» What this task involves: Locate the string "volume" in the listing below. Copy every line where it is found.

» Data entries:
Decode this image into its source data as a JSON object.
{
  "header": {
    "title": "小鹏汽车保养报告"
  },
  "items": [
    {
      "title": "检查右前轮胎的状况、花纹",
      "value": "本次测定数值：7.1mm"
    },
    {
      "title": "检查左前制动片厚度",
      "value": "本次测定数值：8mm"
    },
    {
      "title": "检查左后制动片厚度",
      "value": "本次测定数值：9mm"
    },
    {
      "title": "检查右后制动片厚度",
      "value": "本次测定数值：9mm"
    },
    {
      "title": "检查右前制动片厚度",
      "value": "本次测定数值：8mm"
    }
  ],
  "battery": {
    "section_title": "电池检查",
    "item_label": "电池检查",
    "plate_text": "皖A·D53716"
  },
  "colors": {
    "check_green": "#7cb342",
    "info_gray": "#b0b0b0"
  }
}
* * *
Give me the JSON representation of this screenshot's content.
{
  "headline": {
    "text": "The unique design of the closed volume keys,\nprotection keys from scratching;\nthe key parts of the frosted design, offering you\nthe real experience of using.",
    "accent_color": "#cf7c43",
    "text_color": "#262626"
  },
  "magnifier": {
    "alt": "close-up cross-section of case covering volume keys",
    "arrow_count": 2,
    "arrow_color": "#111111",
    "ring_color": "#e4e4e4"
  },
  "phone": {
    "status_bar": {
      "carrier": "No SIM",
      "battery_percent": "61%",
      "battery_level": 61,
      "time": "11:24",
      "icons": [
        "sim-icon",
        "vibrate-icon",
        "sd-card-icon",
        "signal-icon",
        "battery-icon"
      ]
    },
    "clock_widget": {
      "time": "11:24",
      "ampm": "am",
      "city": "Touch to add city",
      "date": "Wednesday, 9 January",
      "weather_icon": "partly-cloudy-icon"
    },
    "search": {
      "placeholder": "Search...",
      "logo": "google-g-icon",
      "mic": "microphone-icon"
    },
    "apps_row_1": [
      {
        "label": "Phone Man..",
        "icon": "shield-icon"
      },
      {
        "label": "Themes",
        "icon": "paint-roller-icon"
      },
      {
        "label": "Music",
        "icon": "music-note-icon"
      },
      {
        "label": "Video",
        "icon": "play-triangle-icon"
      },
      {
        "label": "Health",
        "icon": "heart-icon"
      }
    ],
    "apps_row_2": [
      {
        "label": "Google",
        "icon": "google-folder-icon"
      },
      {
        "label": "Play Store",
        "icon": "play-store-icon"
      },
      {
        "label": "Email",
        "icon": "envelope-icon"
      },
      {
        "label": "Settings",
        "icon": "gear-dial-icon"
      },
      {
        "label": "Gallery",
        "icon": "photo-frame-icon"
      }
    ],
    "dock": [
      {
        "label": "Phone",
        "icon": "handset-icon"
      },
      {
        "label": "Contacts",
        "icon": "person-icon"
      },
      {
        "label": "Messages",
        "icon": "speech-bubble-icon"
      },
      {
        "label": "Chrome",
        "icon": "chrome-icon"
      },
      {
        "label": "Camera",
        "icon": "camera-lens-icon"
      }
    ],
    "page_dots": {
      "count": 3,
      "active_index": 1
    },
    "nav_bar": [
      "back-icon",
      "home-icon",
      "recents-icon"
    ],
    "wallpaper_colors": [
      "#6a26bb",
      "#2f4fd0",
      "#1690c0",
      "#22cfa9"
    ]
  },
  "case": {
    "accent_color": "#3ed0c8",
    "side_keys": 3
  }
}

» Response to this exercise:
    "text": "The unique design of the closed volume keys,\nprotection keys from scratching;\nthe key parts of the frosted design, offering you\nthe real experience of using.",
    "alt": "close-up cross-section of case covering volume keys",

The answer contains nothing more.